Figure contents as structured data
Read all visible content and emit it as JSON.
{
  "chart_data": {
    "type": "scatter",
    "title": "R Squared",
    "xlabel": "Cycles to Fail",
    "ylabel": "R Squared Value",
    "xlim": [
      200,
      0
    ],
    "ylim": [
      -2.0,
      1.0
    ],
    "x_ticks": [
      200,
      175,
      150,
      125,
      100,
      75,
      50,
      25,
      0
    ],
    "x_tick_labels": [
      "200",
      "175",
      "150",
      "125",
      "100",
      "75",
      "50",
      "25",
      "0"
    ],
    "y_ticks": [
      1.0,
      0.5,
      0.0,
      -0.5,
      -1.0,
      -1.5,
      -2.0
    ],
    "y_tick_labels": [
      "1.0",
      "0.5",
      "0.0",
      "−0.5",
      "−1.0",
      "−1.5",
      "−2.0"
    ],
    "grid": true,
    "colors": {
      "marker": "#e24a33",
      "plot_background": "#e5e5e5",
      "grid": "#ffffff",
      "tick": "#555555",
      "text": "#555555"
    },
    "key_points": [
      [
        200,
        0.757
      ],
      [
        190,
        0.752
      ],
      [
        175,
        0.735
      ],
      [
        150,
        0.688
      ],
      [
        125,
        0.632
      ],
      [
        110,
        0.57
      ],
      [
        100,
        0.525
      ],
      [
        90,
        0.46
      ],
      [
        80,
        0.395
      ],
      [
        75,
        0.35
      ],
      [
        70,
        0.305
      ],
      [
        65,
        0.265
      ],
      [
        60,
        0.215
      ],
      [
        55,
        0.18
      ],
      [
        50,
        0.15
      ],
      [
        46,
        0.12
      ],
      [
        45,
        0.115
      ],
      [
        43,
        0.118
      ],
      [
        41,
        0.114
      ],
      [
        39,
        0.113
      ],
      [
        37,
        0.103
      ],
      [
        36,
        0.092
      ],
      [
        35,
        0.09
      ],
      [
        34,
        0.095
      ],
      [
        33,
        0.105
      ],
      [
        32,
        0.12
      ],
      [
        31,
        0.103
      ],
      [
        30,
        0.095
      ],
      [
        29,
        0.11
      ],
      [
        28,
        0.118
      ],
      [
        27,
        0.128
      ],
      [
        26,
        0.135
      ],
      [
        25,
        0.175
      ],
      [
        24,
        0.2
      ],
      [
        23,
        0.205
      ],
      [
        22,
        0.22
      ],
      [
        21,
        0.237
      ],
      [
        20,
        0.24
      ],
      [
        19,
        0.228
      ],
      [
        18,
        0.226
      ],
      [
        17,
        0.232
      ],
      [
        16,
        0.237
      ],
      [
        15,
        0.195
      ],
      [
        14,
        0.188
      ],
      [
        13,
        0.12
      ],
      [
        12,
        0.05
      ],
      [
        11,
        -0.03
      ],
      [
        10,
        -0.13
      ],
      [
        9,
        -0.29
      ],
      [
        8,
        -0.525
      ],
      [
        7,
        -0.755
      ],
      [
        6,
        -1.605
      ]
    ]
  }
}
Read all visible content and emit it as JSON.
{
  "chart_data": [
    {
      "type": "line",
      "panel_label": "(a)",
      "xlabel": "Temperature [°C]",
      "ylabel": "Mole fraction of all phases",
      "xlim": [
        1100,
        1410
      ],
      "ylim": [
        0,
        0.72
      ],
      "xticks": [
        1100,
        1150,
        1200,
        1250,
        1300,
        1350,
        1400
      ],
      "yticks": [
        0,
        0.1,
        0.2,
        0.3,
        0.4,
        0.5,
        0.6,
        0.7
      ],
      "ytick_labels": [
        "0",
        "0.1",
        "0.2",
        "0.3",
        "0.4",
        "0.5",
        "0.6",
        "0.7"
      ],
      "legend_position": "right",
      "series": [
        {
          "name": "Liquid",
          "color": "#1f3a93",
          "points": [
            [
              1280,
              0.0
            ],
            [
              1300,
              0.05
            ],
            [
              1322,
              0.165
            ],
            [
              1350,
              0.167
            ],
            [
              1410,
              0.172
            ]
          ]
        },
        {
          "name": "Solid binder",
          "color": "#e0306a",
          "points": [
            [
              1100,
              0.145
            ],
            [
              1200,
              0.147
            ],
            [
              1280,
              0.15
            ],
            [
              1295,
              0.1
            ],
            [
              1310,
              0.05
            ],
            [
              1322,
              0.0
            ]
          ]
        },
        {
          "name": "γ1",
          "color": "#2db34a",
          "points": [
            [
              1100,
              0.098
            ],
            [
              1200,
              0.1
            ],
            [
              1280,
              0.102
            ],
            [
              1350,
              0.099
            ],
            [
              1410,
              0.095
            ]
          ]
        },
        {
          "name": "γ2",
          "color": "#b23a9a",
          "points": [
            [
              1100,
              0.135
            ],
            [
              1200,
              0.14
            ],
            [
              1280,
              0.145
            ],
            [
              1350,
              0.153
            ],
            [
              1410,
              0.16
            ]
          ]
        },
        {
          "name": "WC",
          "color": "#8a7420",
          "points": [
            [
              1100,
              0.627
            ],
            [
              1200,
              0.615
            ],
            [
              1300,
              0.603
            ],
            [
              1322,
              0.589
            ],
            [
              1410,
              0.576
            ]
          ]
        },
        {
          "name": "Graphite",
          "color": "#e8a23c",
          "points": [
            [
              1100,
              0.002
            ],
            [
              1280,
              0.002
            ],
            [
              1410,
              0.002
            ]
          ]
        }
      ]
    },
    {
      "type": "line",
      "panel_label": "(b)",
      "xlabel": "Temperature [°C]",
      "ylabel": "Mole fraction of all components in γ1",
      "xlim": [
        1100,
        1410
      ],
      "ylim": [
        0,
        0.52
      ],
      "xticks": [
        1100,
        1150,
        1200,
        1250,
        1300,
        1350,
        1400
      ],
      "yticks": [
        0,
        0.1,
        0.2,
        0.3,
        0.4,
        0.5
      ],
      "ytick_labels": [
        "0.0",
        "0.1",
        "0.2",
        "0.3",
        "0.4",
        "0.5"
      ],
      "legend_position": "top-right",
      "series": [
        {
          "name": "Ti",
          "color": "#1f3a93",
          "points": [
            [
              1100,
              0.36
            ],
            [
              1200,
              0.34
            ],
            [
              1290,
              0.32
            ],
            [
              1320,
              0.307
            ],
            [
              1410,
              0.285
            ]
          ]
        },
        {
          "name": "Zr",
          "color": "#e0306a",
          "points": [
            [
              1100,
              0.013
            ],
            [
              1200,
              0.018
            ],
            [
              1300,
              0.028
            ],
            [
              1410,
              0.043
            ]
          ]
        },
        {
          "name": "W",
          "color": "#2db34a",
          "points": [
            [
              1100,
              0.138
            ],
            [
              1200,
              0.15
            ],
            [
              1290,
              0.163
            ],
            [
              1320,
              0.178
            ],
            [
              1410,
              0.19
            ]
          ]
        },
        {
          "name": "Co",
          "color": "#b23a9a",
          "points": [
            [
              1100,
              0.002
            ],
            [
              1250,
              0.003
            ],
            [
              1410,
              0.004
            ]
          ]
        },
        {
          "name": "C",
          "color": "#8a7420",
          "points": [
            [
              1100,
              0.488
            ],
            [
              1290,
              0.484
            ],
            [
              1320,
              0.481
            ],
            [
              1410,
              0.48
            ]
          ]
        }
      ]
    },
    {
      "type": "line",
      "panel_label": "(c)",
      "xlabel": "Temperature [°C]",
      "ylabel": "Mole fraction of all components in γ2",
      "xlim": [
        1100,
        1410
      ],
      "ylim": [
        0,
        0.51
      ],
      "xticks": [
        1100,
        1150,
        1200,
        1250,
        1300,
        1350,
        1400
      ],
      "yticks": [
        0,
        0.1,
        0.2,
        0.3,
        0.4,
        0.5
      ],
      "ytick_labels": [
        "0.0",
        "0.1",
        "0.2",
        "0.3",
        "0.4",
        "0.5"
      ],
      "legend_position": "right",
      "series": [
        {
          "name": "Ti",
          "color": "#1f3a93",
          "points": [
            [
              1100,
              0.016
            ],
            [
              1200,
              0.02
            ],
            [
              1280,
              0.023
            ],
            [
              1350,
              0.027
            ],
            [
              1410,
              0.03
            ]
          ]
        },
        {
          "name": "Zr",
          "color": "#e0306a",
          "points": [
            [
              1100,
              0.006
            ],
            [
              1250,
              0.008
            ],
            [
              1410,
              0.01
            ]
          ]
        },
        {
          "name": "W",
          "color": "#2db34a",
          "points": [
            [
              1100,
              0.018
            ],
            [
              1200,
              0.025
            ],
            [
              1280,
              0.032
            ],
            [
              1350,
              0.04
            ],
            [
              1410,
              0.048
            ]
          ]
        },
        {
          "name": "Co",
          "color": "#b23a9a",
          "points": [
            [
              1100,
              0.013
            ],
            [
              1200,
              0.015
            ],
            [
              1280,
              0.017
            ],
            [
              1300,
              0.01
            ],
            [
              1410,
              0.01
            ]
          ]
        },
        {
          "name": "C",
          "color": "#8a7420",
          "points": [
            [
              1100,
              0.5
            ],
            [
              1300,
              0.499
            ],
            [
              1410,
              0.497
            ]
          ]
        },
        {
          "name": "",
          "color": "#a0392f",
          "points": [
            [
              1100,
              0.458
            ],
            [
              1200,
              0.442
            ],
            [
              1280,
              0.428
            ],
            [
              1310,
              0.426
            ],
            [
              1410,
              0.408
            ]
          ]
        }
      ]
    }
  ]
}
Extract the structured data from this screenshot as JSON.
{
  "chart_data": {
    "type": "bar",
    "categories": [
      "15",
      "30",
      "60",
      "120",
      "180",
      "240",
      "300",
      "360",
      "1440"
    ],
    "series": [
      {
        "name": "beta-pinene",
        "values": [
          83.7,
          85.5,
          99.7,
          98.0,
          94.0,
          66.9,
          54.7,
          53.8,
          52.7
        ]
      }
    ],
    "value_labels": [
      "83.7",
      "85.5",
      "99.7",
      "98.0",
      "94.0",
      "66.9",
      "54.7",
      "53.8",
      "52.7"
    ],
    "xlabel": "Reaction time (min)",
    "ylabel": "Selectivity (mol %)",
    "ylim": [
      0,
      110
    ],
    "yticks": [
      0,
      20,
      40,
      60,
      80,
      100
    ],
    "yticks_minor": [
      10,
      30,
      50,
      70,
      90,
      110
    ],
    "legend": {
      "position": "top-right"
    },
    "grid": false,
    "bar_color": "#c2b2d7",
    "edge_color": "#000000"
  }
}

▶ [SHORT EXERCISE]
Show each line of the data that contains the string "components".

▶ [EXERCISE OUTPUT]
      "ylabel": "Mole fraction of all components in γ1",
      "ylabel": "Mole fraction of all components in γ2",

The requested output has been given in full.